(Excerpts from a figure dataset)

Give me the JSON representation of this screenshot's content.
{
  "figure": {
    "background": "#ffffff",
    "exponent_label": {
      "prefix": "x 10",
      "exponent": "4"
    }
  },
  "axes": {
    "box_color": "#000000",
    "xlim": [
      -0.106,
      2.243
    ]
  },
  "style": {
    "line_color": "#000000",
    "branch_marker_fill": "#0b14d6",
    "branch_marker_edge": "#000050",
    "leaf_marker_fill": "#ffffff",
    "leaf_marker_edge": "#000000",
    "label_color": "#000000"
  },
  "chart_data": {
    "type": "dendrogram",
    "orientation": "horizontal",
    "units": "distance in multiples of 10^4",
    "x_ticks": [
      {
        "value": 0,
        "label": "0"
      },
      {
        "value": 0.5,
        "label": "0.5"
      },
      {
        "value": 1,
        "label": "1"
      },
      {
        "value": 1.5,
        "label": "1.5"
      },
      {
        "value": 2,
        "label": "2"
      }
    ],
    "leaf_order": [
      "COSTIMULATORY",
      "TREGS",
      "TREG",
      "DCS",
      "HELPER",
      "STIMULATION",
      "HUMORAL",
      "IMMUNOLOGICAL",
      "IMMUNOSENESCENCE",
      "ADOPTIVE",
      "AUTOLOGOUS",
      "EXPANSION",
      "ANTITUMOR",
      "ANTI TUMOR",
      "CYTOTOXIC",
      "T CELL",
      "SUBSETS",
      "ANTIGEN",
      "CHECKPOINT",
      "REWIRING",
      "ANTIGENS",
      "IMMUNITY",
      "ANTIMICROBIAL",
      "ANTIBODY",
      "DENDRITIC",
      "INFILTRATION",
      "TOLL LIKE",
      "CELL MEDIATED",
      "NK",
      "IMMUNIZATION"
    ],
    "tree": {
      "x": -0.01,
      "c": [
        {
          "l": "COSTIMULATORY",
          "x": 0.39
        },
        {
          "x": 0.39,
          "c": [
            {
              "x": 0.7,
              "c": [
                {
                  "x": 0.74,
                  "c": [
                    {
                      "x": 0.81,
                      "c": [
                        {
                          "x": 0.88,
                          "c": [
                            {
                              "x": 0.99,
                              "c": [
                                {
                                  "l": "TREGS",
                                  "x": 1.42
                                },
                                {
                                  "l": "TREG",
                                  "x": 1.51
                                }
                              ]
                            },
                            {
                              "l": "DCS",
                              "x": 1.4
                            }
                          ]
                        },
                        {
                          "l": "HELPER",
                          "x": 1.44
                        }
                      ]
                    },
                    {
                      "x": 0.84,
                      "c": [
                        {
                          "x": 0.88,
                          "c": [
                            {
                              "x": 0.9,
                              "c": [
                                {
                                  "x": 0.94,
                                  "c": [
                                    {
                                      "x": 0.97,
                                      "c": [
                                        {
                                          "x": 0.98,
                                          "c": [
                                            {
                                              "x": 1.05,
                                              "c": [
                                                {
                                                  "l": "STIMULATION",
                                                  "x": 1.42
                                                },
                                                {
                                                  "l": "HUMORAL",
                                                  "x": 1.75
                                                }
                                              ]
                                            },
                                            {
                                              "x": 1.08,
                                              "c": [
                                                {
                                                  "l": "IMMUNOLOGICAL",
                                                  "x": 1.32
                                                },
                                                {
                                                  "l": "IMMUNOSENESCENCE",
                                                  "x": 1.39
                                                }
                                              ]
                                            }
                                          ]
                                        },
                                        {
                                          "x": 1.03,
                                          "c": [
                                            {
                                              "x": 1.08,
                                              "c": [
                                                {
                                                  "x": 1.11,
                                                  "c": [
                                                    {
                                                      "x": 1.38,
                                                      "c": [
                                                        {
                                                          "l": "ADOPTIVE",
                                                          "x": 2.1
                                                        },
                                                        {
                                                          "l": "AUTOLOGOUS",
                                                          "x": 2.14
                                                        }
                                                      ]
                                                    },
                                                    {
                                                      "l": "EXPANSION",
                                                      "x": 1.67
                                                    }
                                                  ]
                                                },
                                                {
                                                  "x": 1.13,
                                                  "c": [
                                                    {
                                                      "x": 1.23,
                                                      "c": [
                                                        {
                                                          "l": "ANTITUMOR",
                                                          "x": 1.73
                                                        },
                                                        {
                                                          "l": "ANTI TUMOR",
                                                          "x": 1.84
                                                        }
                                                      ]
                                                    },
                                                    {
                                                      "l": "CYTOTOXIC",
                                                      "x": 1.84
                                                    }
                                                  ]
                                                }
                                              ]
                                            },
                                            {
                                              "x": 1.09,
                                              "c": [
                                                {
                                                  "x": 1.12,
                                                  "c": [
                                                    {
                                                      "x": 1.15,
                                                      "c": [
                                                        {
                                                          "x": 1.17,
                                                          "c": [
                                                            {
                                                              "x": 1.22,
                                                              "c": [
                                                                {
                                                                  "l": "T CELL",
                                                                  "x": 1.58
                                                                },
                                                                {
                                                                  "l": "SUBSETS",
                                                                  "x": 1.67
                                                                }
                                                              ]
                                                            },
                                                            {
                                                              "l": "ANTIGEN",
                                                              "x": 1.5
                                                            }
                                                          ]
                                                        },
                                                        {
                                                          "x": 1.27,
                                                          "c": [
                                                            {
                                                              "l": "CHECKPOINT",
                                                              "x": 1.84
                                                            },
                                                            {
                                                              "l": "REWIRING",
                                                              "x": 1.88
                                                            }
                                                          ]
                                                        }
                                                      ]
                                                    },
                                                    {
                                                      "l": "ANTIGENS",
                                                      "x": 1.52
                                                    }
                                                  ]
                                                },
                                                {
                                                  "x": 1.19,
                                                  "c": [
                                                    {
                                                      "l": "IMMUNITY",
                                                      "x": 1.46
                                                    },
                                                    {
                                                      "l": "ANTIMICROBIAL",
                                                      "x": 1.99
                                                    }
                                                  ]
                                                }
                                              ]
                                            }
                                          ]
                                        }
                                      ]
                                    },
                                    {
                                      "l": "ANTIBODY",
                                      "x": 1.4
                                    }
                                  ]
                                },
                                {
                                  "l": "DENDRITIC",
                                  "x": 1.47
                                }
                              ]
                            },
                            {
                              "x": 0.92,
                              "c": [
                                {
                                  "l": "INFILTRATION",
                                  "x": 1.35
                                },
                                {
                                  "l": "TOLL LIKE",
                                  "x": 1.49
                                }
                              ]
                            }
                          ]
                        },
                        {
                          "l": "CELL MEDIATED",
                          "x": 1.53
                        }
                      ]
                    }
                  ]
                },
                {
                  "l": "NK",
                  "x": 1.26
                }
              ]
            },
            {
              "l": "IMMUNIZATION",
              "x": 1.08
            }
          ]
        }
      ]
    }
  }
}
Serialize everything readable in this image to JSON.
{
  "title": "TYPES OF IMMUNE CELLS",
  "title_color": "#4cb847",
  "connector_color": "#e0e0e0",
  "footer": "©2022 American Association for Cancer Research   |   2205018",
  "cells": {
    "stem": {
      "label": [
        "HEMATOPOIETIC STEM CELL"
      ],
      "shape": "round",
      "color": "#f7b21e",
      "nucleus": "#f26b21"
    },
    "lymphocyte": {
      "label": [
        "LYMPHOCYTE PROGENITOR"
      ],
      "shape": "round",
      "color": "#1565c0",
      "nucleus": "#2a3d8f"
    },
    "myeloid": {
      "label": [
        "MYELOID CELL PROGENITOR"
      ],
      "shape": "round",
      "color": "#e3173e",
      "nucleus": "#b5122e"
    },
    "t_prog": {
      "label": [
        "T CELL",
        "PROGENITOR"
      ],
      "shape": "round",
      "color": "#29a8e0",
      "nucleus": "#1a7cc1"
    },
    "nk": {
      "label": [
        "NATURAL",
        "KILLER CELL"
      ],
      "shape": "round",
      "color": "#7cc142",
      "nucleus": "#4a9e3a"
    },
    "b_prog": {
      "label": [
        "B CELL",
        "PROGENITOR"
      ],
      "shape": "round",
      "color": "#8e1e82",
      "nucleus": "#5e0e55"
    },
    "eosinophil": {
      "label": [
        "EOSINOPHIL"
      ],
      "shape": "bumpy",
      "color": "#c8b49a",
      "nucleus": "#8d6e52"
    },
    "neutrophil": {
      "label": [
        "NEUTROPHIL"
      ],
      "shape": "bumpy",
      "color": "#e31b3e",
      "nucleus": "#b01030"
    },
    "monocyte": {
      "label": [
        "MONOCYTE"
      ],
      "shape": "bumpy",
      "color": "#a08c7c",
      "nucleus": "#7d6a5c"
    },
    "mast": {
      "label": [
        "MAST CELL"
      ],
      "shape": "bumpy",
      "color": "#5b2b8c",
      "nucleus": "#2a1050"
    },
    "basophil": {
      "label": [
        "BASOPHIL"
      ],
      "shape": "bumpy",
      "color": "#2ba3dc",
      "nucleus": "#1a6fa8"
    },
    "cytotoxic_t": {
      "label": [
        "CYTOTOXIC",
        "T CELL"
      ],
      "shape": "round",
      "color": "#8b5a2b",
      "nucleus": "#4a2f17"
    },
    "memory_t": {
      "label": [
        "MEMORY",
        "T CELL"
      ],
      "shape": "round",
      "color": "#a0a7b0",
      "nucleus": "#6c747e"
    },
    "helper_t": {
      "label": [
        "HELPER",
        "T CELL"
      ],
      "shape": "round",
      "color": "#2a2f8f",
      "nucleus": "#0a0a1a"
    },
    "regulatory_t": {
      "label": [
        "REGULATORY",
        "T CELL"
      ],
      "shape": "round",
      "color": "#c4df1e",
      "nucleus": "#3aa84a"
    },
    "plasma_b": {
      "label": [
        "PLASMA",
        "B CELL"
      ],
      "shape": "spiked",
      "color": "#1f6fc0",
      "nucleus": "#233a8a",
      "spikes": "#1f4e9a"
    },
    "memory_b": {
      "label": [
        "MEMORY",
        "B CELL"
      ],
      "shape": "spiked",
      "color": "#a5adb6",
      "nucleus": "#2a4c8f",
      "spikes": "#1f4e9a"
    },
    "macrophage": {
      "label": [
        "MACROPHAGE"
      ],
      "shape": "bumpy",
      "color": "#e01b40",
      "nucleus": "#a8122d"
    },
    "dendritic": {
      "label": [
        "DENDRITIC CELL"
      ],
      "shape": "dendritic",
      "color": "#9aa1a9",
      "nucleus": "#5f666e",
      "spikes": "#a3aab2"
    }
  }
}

• Work task:
Lines with "JSON": find them in the data and copy each one.

• Written solution:
Give me the JSON representation of this screenshot's content.
Serialize everything readable in this image to JSON.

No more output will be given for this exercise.